Your tasks:
- A) Reproduce the article on Christy Clark's campaign word for word, from "With their slogans" to "would be easy.".
- B) Carry on writing the article on Christy Clark's campaign, picking up right after its final sentence.

With their slogans in place, attention was turned to the half-hour TV commercial Mr. McDonald wanted to produce to erase memories of Ms. Clark’s previous shortcomings and present her in a new light. He knew that, as a former radio talk-show host, she was at her best with regular folks discussing everyday life.

Mr. Pantazopolous was not sold on the idea – $100,000-plus was a lot of money and he suspected few viewers would sit through 30 minutes of a politician talking. But he underestimated the creative magic of Mr. Millar, who had filmed Ms. Clark the previous year at a small-town Canada Day celebration where she served pancakes and square-danced with seniors. On the way home, he and his creative partner, Eric Hogan, had gushed about what they had. It would form the basis of the ad; writing a script to fit the pictures and the economic message would be easy.

The commercial aired on April 14 – two days before the campaign kickoff. “We knew the electorate was volatile – the TV special was our reset button, our chance to reintroduce Christy,” says Mr. McDonald, 44. “It was incredibly well received, and we had ... some solid momentum heading into the campaign.”

On the morning the race was to begin, Mr. Dix paid a surprise visit to Vancouver-Point Grey, sending a clear message that he was intent on taking the key riding, which includes the University of British Columbia and neighbouring Kitsilano – and which Ms. Clark had won by only 500 votes in a 2011 by-election after becoming party leader.

Dataset content:
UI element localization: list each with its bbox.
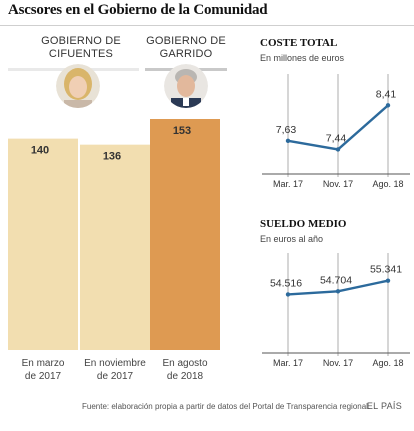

Results for each task:
- A)
With their slogans in place, attention was turned to the half-hour TV commercial Mr. McDonald wanted to produce to erase memories of Ms. Clark’s previous shortcomings and present her in a new light. He knew that, as a former radio talk-show host, she was at her best with regular folks discussing everyday life.

Mr. Pantazopolous was not sold on the idea – $100,000-plus was a lot of money and he suspected few viewers would sit through 30 minutes of a politician talking. But he underestimated the creative magic of Mr. Millar, who had filmed Ms. Clark the previous year at a small-town Canada Day celebration where she served pancakes and square-danced with seniors. On the way home, he and his creative partner, Eric Hogan, had gushed about what they had. It would form the basis of the ad; writing a script to fit the pictures and the economic message would be easy.

- B)
A Liberal stronghold it was not, and the war room was irate. “He went to her riding to kick her in the face before she’d even gone to see the lieutenant-governor,” says Neil Sweeney, a senior policy adviser. “It spoke to the arrogance of their campaign.”

And the Liberals had a weapon: controversial comments about aboriginals and francophones an NDP candidate had posted to a blog a few years before.

“We decided to drop the ‘candidate bomb’ ... because of what Dix did when he visited Point Grey,” Mr. Sweeney says. “That was a sign from us to them that we were not going to take this lying down, that they’d better be prepared. I don’t think they ever woke up to that, to be honest.”

Even later, when a Liberal TV ad mentioned his infamous “memo-to-file” imbroglio (in 1999, as chief of staff to NDP premier Glen Clark, he forged a memo to shield his boss from a conflict-of-interest accusation), Mr. Dix was upset at what he considered a personal attack.

“It was naive for the NDP to think we wouldn’t bring it up,” Mr. McDonald argues. “But the memo wasn’t the defining issue of the campaign – it was the economy.”

In any event, as a smiling Christy Clark visited the lieutenant-governor later that day to launch the race, Adrian Dix was having to fire his candidate. The Liberals had taken an early advantage.

3. The problem with polls

The party’s internal numbers were never as grim as those from big-name pollsters such as Ipsos-Reid and Angus Reid. Mr. McDonald says that, even in February, the Liberals were only 10 points behind the NDP – about half the gap others suggested.

Then a memo outlining a cynical strategy to woo ethnic voters was linked to staff in Ms. Clark’s office and cost some momentum coming off the provincial budget released that month, but by April the gap was closing again.

Heading into the election, Mr. Pantazopoulos estimated that the Liberals were down 13 points, not the 19 cited by Ipsos. The plan was to focus on 59 ridings (29 of them considered good bets) – the only ones in which the Liberals did any polling before and during the campaign.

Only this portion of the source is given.